— START DATA TO PROCESS —

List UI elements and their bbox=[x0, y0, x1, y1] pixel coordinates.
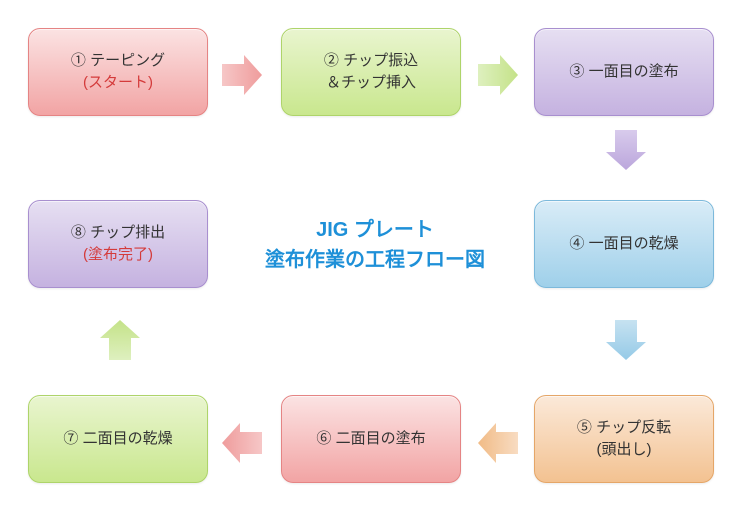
flow-node-n1: ① テーピング(スタート) bbox=[28, 28, 208, 116]
flow-node-n5-line1: ⑤ チップ反転 bbox=[577, 417, 671, 440]
flow-arrow-a3 bbox=[606, 130, 646, 170]
flow-node-n2-line2: ＆チップ挿入 bbox=[326, 72, 416, 95]
flow-arrow-a4 bbox=[606, 320, 646, 360]
diagram-title: JIG プレート塗布作業の工程フロー図 bbox=[230, 215, 520, 275]
flow-node-n4-line1: ④ 一面目の乾燥 bbox=[569, 233, 678, 256]
flow-node-n2: ② チップ振込＆チップ挿入 bbox=[281, 28, 461, 116]
flow-node-n1-line2: (スタート) bbox=[83, 72, 153, 95]
flow-node-n5: ⑤ チップ反転(頭出し) bbox=[534, 395, 714, 483]
flow-arrow-a5 bbox=[478, 423, 518, 463]
flow-node-n1-line1: ① テーピング bbox=[71, 50, 165, 73]
flow-arrow-a1 bbox=[222, 55, 262, 95]
flow-node-n8-line1: ⑧ チップ排出 bbox=[71, 222, 165, 245]
flow-arrow-a6 bbox=[222, 423, 262, 463]
flow-node-n8: ⑧ チップ排出(塗布完了) bbox=[28, 200, 208, 288]
flow-node-n2-line1: ② チップ振込 bbox=[324, 50, 418, 73]
title-line2: 塗布作業の工程フロー図 bbox=[230, 245, 520, 275]
flow-node-n8-line2: (塗布完了) bbox=[83, 244, 153, 267]
flow-node-n6-line1: ⑥ 二面目の塗布 bbox=[316, 428, 425, 451]
flow-node-n3-line1: ③ 一面目の塗布 bbox=[569, 61, 678, 84]
flow-node-n5-line2: (頭出し) bbox=[597, 439, 652, 462]
flow-arrow-a7 bbox=[100, 320, 140, 360]
flow-node-n6: ⑥ 二面目の塗布 bbox=[281, 395, 461, 483]
title-line1: JIG プレート bbox=[230, 215, 520, 245]
flow-arrow-a2 bbox=[478, 55, 518, 95]
flow-node-n3: ③ 一面目の塗布 bbox=[534, 28, 714, 116]
flow-node-n7-line1: ⑦ 二面目の乾燥 bbox=[63, 428, 172, 451]
flow-node-n4: ④ 一面目の乾燥 bbox=[534, 200, 714, 288]
flow-node-n7: ⑦ 二面目の乾燥 bbox=[28, 395, 208, 483]
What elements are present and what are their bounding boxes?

— END DATA TO PROCESS —

Reproduce the material with "flow-arrow" swapped for "flow-connector" everywhere it occurs and nothing else altered. Omit the picture from your version.

List UI elements and their bbox=[x0, y0, x1, y1] pixel coordinates.
flow-node-n1: ① テーピング(スタート) bbox=[28, 28, 208, 116]
flow-node-n5-line1: ⑤ チップ反転 bbox=[577, 417, 671, 440]
flow-connector-a3 bbox=[606, 130, 646, 170]
flow-node-n2-line2: ＆チップ挿入 bbox=[326, 72, 416, 95]
flow-connector-a4 bbox=[606, 320, 646, 360]
diagram-title: JIG プレート塗布作業の工程フロー図 bbox=[230, 215, 520, 275]
flow-node-n4-line1: ④ 一面目の乾燥 bbox=[569, 233, 678, 256]
flow-node-n2: ② チップ振込＆チップ挿入 bbox=[281, 28, 461, 116]
flow-node-n1-line2: (スタート) bbox=[83, 72, 153, 95]
flow-node-n5: ⑤ チップ反転(頭出し) bbox=[534, 395, 714, 483]
flow-connector-a5 bbox=[478, 423, 518, 463]
flow-node-n1-line1: ① テーピング bbox=[71, 50, 165, 73]
flow-connector-a1 bbox=[222, 55, 262, 95]
flow-node-n8-line1: ⑧ チップ排出 bbox=[71, 222, 165, 245]
flow-connector-a6 bbox=[222, 423, 262, 463]
flow-node-n8: ⑧ チップ排出(塗布完了) bbox=[28, 200, 208, 288]
flow-node-n2-line1: ② チップ振込 bbox=[324, 50, 418, 73]
title-line2: 塗布作業の工程フロー図 bbox=[230, 245, 520, 275]
flow-node-n8-line2: (塗布完了) bbox=[83, 244, 153, 267]
flow-node-n6-line1: ⑥ 二面目の塗布 bbox=[316, 428, 425, 451]
flow-node-n3-line1: ③ 一面目の塗布 bbox=[569, 61, 678, 84]
flow-node-n5-line2: (頭出し) bbox=[597, 439, 652, 462]
flow-connector-a7 bbox=[100, 320, 140, 360]
flow-node-n6: ⑥ 二面目の塗布 bbox=[281, 395, 461, 483]
title-line1: JIG プレート bbox=[230, 215, 520, 245]
flow-connector-a2 bbox=[478, 55, 518, 95]
flow-node-n3: ③ 一面目の塗布 bbox=[534, 28, 714, 116]
flow-node-n7-line1: ⑦ 二面目の乾燥 bbox=[63, 428, 172, 451]
flow-node-n4: ④ 一面目の乾燥 bbox=[534, 200, 714, 288]
flow-node-n7: ⑦ 二面目の乾燥 bbox=[28, 395, 208, 483]
What elements are present and what are their bounding boxes?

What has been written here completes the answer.